┏━━

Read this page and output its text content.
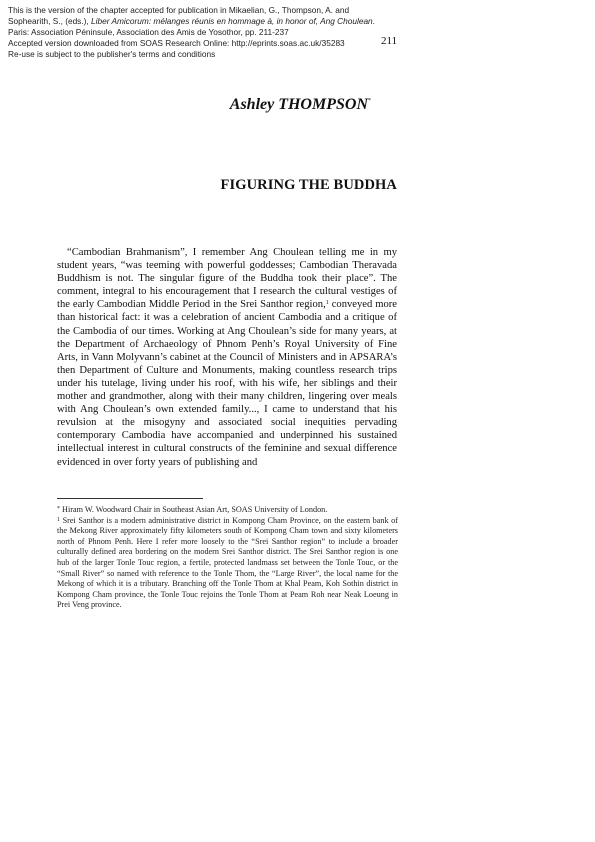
This is the version of the chapter accepted for publication in Mikaelian, G., Thompson, A. and Sophearith, S., (eds.), Liber Amicorum: mélanges réunis en hommage à, in honor of, Ang Choulean. Paris: Association Péninsule, Association des Amis de Yosothor, pp. 211-237

Accepted version downloaded from SOAS Research Online: http://eprints.soas.ac.uk/35283

Re-use is subject to the publisher's terms and conditions

211
Ashley THOMPSON*
FIGURING THE BUDDHA

“Cambodian Brahmanism”, I remember Ang Choulean telling me in my student years, “was teeming with powerful goddesses; Cambodian Theravada Buddhism is not. The singular figure of the Buddha took their place”. The comment, integral to his encouragement that I research the cultural vestiges of the early Cambodian Middle Period in the Srei Santhor region,$^1$ conveyed more than historical fact: it was a celebration of ancient Cambodia and a critique of the Cambodia of our times. Working at Ang Choulean’s side for many years, at the Department of Archaeology of Phnom Penh’s Royal University of Fine Arts, in Vann Molyvann’s cabinet at the Council of Ministers and in APSARA’s then Department of Culture and Monuments, making countless research trips under his tutelage, living under his roof, with his wife, her siblings and their mother and grandmother, along with their many children, lingering over meals with Ang Choulean’s own extended family..., I came to understand that his revulsion at the misogyny and associated social inequities pervading contemporary Cambodia have accompanied and underpinned his sustained intellectual interest in cultural constructs of the feminine and sexual difference evidenced in over forty years of publishing and

* Hiram W. Woodward Chair in Southeast Asian Art, SOAS University of London.

$^1$ Srei Santhor is a modern administrative district in Kompong Cham Province, on the eastern bank of the Mekong River approximately fifty kilometers south of Kompong Cham town and sixty kilometers north of Phnom Penh. Here I refer more loosely to the “Srei Santhor region” to include a broader culturally defined area bordering on the modern Srei Santhor district. The Srei Santhor region is one hub of the larger Tonle Touc region, a fertile, protected landmass set between the Tonle Touc, or the “Small River” so named with reference to the Tonle Thom, the “Large River”, the local name for the Mekong of which it is a tributary. Branching off the Tonle Thom at Khal Peam, Koh Sothin district in Kompong Cham province, the Tonle Touc rejoins the Tonle Thom at Peam Roh near Neak Loeung in Prei Veng province.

┗━━

* Instruction
Collect, from the material above, every line containing the word "version".

* Task output
This is the version of the chapter accepted for publication in Mikaelian, G., Thompson, A. and Sophearith, S., (eds.), Liber Amicorum: mélanges réunis en hommage à, in honor of, Ang Choulean. Paris: Association Péninsule, Association des Amis de Yosothor, pp. 211-237
Accepted version downloaded from SOAS Research Online: http://eprints.soas.ac.uk/35283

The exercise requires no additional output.